== THE INPUT ==
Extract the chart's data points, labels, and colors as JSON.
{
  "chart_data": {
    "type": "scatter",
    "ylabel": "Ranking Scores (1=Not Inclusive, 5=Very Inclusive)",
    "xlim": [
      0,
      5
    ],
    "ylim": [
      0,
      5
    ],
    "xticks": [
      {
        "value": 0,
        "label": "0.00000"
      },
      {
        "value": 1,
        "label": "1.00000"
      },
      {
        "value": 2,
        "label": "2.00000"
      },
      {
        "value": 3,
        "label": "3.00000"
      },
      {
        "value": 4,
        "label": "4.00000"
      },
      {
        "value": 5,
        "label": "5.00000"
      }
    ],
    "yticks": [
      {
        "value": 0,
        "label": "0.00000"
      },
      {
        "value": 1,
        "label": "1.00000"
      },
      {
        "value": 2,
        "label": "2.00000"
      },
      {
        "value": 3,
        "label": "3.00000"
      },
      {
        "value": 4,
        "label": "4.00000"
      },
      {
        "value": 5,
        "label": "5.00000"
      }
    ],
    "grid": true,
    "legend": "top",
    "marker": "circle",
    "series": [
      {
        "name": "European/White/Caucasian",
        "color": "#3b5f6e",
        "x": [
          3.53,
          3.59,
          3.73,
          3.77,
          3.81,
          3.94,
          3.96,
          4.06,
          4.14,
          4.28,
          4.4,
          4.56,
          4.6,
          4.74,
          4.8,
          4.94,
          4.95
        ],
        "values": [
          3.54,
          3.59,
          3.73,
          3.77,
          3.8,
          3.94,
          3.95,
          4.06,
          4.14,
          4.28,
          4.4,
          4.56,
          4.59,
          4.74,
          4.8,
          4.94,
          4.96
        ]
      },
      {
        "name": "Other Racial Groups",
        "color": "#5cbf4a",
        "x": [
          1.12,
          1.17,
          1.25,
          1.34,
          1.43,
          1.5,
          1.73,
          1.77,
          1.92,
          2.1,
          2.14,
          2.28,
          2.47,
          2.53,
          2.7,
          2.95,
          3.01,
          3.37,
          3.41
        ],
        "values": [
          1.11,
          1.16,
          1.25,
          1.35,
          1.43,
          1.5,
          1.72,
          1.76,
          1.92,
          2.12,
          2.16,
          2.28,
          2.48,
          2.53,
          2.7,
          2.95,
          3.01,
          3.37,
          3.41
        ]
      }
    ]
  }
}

== REQUIRED TASK ==
Copy every line of the records word for word.

== THE SOLUTION ==
Extract the chart's data points, labels, and colors as JSON.
{
  "chart_data": {
    "type": "scatter",
    "ylabel": "Ranking Scores (1=Not Inclusive, 5=Very Inclusive)",
    "xlim": [
      0,
      5
    ],
    "ylim": [
      0,
      5
    ],
    "xticks": [
      {
        "value": 0,
        "label": "0.00000"
      },
      {
        "value": 1,
        "label": "1.00000"
      },
      {
        "value": 2,
        "label": "2.00000"
      },
      {
        "value": 3,
        "label": "3.00000"
      },
      {
        "value": 4,
        "label": "4.00000"
      },
      {
        "value": 5,
        "label": "5.00000"
      }
    ],
    "yticks": [
      {
        "value": 0,
        "label": "0.00000"
      },
      {
        "value": 1,
        "label": "1.00000"
      },
      {
        "value": 2,
        "label": "2.00000"
      },
      {
        "value": 3,
        "label": "3.00000"
      },
      {
        "value": 4,
        "label": "4.00000"
      },
      {
        "value": 5,
        "label": "5.00000"
      }
    ],
    "grid": true,
    "legend": "top",
    "marker": "circle",
    "series": [
      {
        "name": "European/White/Caucasian",
        "color": "#3b5f6e",
        "x": [
          3.53,
          3.59,
          3.73,
          3.77,
          3.81,
          3.94,
          3.96,
          4.06,
          4.14,
          4.28,
          4.4,
          4.56,
          4.6,
          4.74,
          4.8,
          4.94,
          4.95
        ],
        "values": [
          3.54,
          3.59,
          3.73,
          3.77,
          3.8,
          3.94,
          3.95,
          4.06,
          4.14,
          4.28,
          4.4,
          4.56,
          4.59,
          4.74,
          4.8,
          4.94,
          4.96
        ]
      },
      {
        "name": "Other Racial Groups",
        "color": "#5cbf4a",
        "x": [
          1.12,
          1.17,
          1.25,
          1.34,
          1.43,
          1.5,
          1.73,
          1.77,
          1.92,
          2.1,
          2.14,
          2.28,
          2.47,
          2.53,
          2.7,
          2.95,
          3.01,
          3.37,
          3.41
        ],
        "values": [
          1.11,
          1.16,
          1.25,
          1.35,
          1.43,
          1.5,
          1.72,
          1.76,
          1.92,
          2.12,
          2.16,
          2.28,
          2.48,
          2.53,
          2.7,
          2.95,
          3.01,
          3.37,
          3.41
        ]
      }
    ]
  }
}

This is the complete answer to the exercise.